++++ Stored rows

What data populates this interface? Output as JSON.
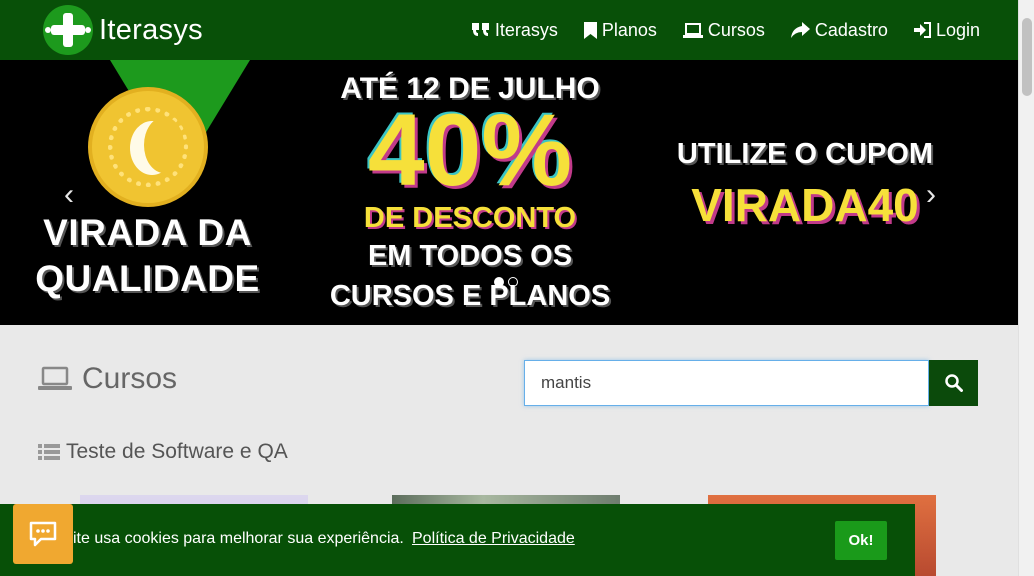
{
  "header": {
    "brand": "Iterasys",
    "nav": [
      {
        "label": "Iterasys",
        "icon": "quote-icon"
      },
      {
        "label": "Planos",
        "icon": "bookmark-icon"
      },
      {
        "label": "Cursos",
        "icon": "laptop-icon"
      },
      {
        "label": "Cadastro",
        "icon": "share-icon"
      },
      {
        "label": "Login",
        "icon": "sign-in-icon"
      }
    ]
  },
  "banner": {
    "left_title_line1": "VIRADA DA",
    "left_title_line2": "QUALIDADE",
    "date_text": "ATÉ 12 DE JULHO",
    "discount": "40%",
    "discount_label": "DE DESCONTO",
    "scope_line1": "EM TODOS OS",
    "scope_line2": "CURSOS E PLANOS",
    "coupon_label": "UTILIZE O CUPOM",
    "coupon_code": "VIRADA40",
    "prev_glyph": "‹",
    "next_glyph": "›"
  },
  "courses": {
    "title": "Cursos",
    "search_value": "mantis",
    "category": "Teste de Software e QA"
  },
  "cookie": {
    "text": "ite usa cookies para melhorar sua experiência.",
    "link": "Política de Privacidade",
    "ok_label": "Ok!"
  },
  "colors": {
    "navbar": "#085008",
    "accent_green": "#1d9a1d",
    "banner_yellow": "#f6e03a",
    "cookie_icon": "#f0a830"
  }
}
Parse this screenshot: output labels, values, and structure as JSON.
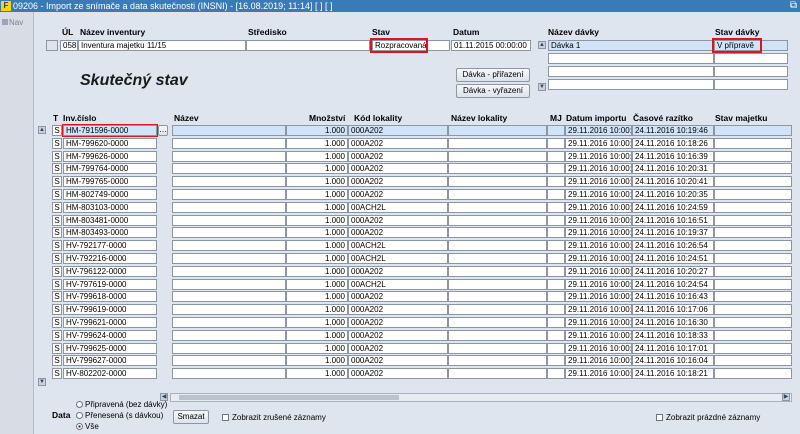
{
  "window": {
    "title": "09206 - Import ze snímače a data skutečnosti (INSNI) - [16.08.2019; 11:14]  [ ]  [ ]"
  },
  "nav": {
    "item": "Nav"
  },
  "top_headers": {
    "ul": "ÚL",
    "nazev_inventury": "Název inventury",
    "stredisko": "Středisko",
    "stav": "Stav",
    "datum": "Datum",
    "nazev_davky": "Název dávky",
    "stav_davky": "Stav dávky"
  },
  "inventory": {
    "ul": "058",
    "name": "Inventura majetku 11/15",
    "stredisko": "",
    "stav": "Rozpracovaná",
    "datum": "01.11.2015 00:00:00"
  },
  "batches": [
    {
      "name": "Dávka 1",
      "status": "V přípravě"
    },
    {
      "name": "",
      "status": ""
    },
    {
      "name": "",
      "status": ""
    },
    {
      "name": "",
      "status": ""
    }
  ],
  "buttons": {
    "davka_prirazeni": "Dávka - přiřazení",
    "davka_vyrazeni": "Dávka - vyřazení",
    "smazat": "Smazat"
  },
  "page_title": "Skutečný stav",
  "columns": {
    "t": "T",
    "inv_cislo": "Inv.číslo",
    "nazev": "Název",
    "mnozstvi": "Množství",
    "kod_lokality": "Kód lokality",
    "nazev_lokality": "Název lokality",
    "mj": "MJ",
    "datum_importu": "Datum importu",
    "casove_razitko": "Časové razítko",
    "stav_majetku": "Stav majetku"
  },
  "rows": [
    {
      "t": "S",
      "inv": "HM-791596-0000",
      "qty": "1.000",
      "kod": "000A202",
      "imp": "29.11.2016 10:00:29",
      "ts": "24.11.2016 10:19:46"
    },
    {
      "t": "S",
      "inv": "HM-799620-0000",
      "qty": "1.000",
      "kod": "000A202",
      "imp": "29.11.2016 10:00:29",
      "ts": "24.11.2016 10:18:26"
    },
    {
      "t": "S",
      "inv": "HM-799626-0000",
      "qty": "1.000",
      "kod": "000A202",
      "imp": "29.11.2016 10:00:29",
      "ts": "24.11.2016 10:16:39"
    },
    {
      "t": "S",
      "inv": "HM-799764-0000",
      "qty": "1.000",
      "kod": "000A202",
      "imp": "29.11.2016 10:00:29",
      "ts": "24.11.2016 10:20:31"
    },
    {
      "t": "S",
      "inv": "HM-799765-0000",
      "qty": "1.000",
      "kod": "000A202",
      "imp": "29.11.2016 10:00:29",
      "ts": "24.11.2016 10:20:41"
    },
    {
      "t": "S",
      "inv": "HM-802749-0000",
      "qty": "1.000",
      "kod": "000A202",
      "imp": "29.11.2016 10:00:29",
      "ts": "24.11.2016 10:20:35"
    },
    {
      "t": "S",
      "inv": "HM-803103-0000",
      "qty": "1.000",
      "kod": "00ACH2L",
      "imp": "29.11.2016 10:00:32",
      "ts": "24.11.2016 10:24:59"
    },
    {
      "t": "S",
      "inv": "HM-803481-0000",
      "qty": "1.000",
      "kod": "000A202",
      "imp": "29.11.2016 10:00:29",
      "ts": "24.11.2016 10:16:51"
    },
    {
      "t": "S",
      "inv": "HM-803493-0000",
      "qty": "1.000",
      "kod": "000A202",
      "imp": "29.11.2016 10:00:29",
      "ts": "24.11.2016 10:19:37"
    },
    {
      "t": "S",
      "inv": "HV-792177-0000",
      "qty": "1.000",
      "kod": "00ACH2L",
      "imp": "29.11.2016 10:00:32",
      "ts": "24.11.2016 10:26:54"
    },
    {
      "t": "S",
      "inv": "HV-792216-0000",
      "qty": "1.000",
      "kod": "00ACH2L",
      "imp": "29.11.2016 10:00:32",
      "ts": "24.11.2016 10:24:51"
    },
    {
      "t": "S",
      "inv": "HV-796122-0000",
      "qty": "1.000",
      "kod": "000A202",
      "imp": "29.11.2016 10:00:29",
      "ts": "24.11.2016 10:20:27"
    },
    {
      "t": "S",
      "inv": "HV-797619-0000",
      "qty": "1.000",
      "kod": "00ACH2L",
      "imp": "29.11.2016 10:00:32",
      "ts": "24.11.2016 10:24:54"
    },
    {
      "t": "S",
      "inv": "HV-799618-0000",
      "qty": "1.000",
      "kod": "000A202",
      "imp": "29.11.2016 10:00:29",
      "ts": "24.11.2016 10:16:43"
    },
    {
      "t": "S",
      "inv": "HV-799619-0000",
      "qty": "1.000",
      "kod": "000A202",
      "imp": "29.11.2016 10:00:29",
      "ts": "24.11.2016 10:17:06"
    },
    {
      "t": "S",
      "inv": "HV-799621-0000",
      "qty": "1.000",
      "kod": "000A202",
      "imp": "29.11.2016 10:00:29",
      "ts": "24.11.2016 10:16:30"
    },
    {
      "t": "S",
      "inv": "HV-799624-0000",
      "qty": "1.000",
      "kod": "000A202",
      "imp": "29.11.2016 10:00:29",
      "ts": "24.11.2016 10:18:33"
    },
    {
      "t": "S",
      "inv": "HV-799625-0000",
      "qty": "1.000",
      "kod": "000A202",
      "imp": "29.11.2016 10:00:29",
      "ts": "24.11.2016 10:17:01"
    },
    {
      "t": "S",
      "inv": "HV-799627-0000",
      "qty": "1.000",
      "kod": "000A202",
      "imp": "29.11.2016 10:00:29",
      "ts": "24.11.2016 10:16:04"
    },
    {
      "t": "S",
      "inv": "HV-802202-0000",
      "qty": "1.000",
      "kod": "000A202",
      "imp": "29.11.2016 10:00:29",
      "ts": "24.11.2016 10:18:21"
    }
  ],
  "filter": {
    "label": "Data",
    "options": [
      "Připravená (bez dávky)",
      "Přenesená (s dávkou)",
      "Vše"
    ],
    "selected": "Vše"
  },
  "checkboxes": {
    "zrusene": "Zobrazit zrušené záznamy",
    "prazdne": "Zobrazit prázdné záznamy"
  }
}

++++++++

§ Instructions to follow
Transcribe the material exactly, keeping every word and none of the pictures.

§ Solution to this problem
What data populates this interface? Output as JSON.
{
  "header": {
    "brand": "Iterasys",
    "nav": [
      {
        "label": "Iterasys",
        "icon": "quote-icon"
      },
      {
        "label": "Planos",
        "icon": "bookmark-icon"
      },
      {
        "label": "Cursos",
        "icon": "laptop-icon"
      },
      {
        "label": "Cadastro",
        "icon": "share-icon"
      },
      {
        "label": "Login",
        "icon": "sign-in-icon"
      }
    ]
  },
  "banner": {
    "left_title_line1": "VIRADA DA",
    "left_title_line2": "QUALIDADE",
    "date_text": "ATÉ 12 DE JULHO",
    "discount": "40%",
    "discount_label": "DE DESCONTO",
    "scope_line1": "EM TODOS OS",
    "scope_line2": "CURSOS E PLANOS",
    "coupon_label": "UTILIZE O CUPOM",
    "coupon_code": "VIRADA40",
    "prev_glyph": "‹",
    "next_glyph": "›"
  },
  "courses": {
    "title": "Cursos",
    "search_value": "mantis",
    "category": "Teste de Software e QA"
  },
  "cookie": {
    "text": "ite usa cookies para melhorar sua experiência.",
    "link": "Política de Privacidade",
    "ok_label": "Ok!"
  },
  "colors": {
    "navbar": "#085008",
    "accent_green": "#1d9a1d",
    "banner_yellow": "#f6e03a",
    "cookie_icon": "#f0a830"
  }
}
Parse this screenshot: output labels, values, and structure as JSON.
{
  "window": {
    "title": "09206 - Import ze snímače a data skutečnosti (INSNI) - [16.08.2019; 11:14]  [ ]  [ ]"
  },
  "nav": {
    "item": "Nav"
  },
  "top_headers": {
    "ul": "ÚL",
    "nazev_inventury": "Název inventury",
    "stredisko": "Středisko",
    "stav": "Stav",
    "datum": "Datum",
    "nazev_davky": "Název dávky",
    "stav_davky": "Stav dávky"
  },
  "inventory": {
    "ul": "058",
    "name": "Inventura majetku 11/15",
    "stredisko": "",
    "stav": "Rozpracovaná",
    "datum": "01.11.2015 00:00:00"
  },
  "batches": [
    {
      "name": "Dávka 1",
      "status": "V přípravě"
    },
    {
      "name": "",
      "status": ""
    },
    {
      "name": "",
      "status": ""
    },
    {
      "name": "",
      "status": ""
    }
  ],
  "buttons": {
    "davka_prirazeni": "Dávka - přiřazení",
    "davka_vyrazeni": "Dávka - vyřazení",
    "smazat": "Smazat"
  },
  "page_title": "Skutečný stav",
  "columns": {
    "t": "T",
    "inv_cislo": "Inv.číslo",
    "nazev": "Název",
    "mnozstvi": "Množství",
    "kod_lokality": "Kód lokality",
    "nazev_lokality": "Název lokality",
    "mj": "MJ",
    "datum_importu": "Datum importu",
    "casove_razitko": "Časové razítko",
    "stav_majetku": "Stav majetku"
  },
  "rows": [
    {
      "t": "S",
      "inv": "HM-791596-0000",
      "qty": "1.000",
      "kod": "000A202",
      "imp": "29.11.2016 10:00:29",
      "ts": "24.11.2016 10:19:46"
    },
    {
      "t": "S",
      "inv": "HM-799620-0000",
      "qty": "1.000",
      "kod": "000A202",
      "imp": "29.11.2016 10:00:29",
      "ts": "24.11.2016 10:18:26"
    },
    {
      "t": "S",
      "inv": "HM-799626-0000",
      "qty": "1.000",
      "kod": "000A202",
      "imp": "29.11.2016 10:00:29",
      "ts": "24.11.2016 10:16:39"
    },
    {
      "t": "S",
      "inv": "HM-799764-0000",
      "qty": "1.000",
      "kod": "000A202",
      "imp": "29.11.2016 10:00:29",
      "ts": "24.11.2016 10:20:31"
    },
    {
      "t": "S",
      "inv": "HM-799765-0000",
      "qty": "1.000",
      "kod": "000A202",
      "imp": "29.11.2016 10:00:29",
      "ts": "24.11.2016 10:20:41"
    },
    {
      "t": "S",
      "inv": "HM-802749-0000",
      "qty": "1.000",
      "kod": "000A202",
      "imp": "29.11.2016 10:00:29",
      "ts": "24.11.2016 10:20:35"
    },
    {
      "t": "S",
      "inv": "HM-803103-0000",
      "qty": "1.000",
      "kod": "00ACH2L",
      "imp": "29.11.2016 10:00:32",
      "ts": "24.11.2016 10:24:59"
    },
    {
      "t": "S",
      "inv": "HM-803481-0000",
      "qty": "1.000",
      "kod": "000A202",
      "imp": "29.11.2016 10:00:29",
      "ts": "24.11.2016 10:16:51"
    },
    {
      "t": "S",
      "inv": "HM-803493-0000",
      "qty": "1.000",
      "kod": "000A202",
      "imp": "29.11.2016 10:00:29",
      "ts": "24.11.2016 10:19:37"
    },
    {
      "t": "S",
      "inv": "HV-792177-0000",
      "qty": "1.000",
      "kod": "00ACH2L",
      "imp": "29.11.2016 10:00:32",
      "ts": "24.11.2016 10:26:54"
    },
    {
      "t": "S",
      "inv": "HV-792216-0000",
      "qty": "1.000",
      "kod": "00ACH2L",
      "imp": "29.11.2016 10:00:32",
      "ts": "24.11.2016 10:24:51"
    },
    {
      "t": "S",
      "inv": "HV-796122-0000",
      "qty": "1.000",
      "kod": "000A202",
      "imp": "29.11.2016 10:00:29",
      "ts": "24.11.2016 10:20:27"
    },
    {
      "t": "S",
      "inv": "HV-797619-0000",
      "qty": "1.000",
      "kod": "00ACH2L",
      "imp": "29.11.2016 10:00:32",
      "ts": "24.11.2016 10:24:54"
    },
    {
      "t": "S",
      "inv": "HV-799618-0000",
      "qty": "1.000",
      "kod": "000A202",
      "imp": "29.11.2016 10:00:29",
      "ts": "24.11.2016 10:16:43"
    },
    {
      "t": "S",
      "inv": "HV-799619-0000",
      "qty": "1.000",
      "kod": "000A202",
      "imp": "29.11.2016 10:00:29",
      "ts": "24.11.2016 10:17:06"
    },
    {
      "t": "S",
      "inv": "HV-799621-0000",
      "qty": "1.000",
      "kod": "000A202",
      "imp": "29.11.2016 10:00:29",
      "ts": "24.11.2016 10:16:30"
    },
    {
      "t": "S",
      "inv": "HV-799624-0000",
      "qty": "1.000",
      "kod": "000A202",
      "imp": "29.11.2016 10:00:29",
      "ts": "24.11.2016 10:18:33"
    },
    {
      "t": "S",
      "inv": "HV-799625-0000",
      "qty": "1.000",
      "kod": "000A202",
      "imp": "29.11.2016 10:00:29",
      "ts": "24.11.2016 10:17:01"
    },
    {
      "t": "S",
      "inv": "HV-799627-0000",
      "qty": "1.000",
      "kod": "000A202",
      "imp": "29.11.2016 10:00:29",
      "ts": "24.11.2016 10:16:04"
    },
    {
      "t": "S",
      "inv": "HV-802202-0000",
      "qty": "1.000",
      "kod": "000A202",
      "imp": "29.11.2016 10:00:29",
      "ts": "24.11.2016 10:18:21"
    }
  ],
  "filter": {
    "label": "Data",
    "options": [
      "Připravená (bez dávky)",
      "Přenesená (s dávkou)",
      "Vše"
    ],
    "selected": "Vše"
  },
  "checkboxes": {
    "zrusene": "Zobrazit zrušené záznamy",
    "prazdne": "Zobrazit prázdné záznamy"
  }
}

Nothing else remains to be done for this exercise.